_STATED PROBLEM_. Output the records exactly as they appear, with no pictures included.

_THE DATA_.
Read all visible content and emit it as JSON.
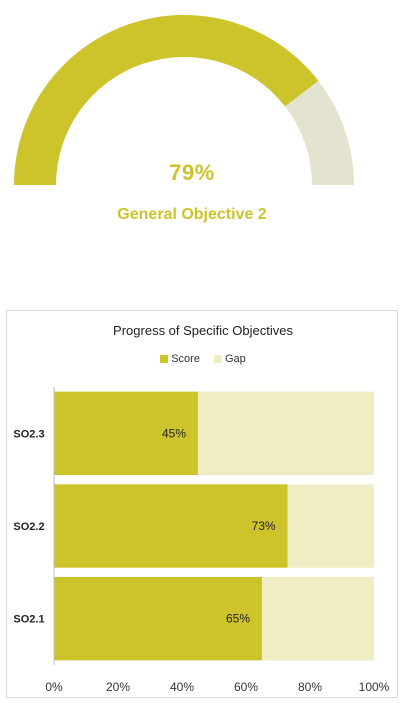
{
  "gauge": {
    "value": 0.79,
    "value_text": "79%",
    "label": "General Objective 2",
    "colors": {
      "fill": "#cdc42b",
      "remainder": "#e3e3cf"
    }
  },
  "chart": {
    "title": "Progress of Specific Objectives",
    "legend": {
      "score": "Score",
      "gap": "Gap"
    },
    "colors": {
      "score": "#cdc42b",
      "gap": "#efedc3"
    }
  },
  "chart_data": {
    "type": "bar",
    "orientation": "horizontal",
    "stacked": true,
    "title": "Progress of Specific Objectives",
    "categories": [
      "SO2.3",
      "SO2.2",
      "SO2.1"
    ],
    "series": [
      {
        "name": "Score",
        "values": [
          45,
          73,
          65
        ]
      },
      {
        "name": "Gap",
        "values": [
          55,
          27,
          35
        ]
      }
    ],
    "data_labels": [
      "45%",
      "73%",
      "65%"
    ],
    "xlim": [
      0,
      100
    ],
    "x_ticks": [
      "0%",
      "20%",
      "40%",
      "60%",
      "80%",
      "100%"
    ],
    "legend_position": "top",
    "grid": false
  }
}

_SOLUTION FOR THIS EXERCISE_.
Read all visible content and emit it as JSON.
{
  "gauge": {
    "value": 0.79,
    "value_text": "79%",
    "label": "General Objective 2",
    "colors": {
      "fill": "#cdc42b",
      "remainder": "#e3e3cf"
    }
  },
  "chart": {
    "title": "Progress of Specific Objectives",
    "legend": {
      "score": "Score",
      "gap": "Gap"
    },
    "colors": {
      "score": "#cdc42b",
      "gap": "#efedc3"
    }
  },
  "chart_data": {
    "type": "bar",
    "orientation": "horizontal",
    "stacked": true,
    "title": "Progress of Specific Objectives",
    "categories": [
      "SO2.3",
      "SO2.2",
      "SO2.1"
    ],
    "series": [
      {
        "name": "Score",
        "values": [
          45,
          73,
          65
        ]
      },
      {
        "name": "Gap",
        "values": [
          55,
          27,
          35
        ]
      }
    ],
    "data_labels": [
      "45%",
      "73%",
      "65%"
    ],
    "xlim": [
      0,
      100
    ],
    "x_ticks": [
      "0%",
      "20%",
      "40%",
      "60%",
      "80%",
      "100%"
    ],
    "legend_position": "top",
    "grid": false
  }
}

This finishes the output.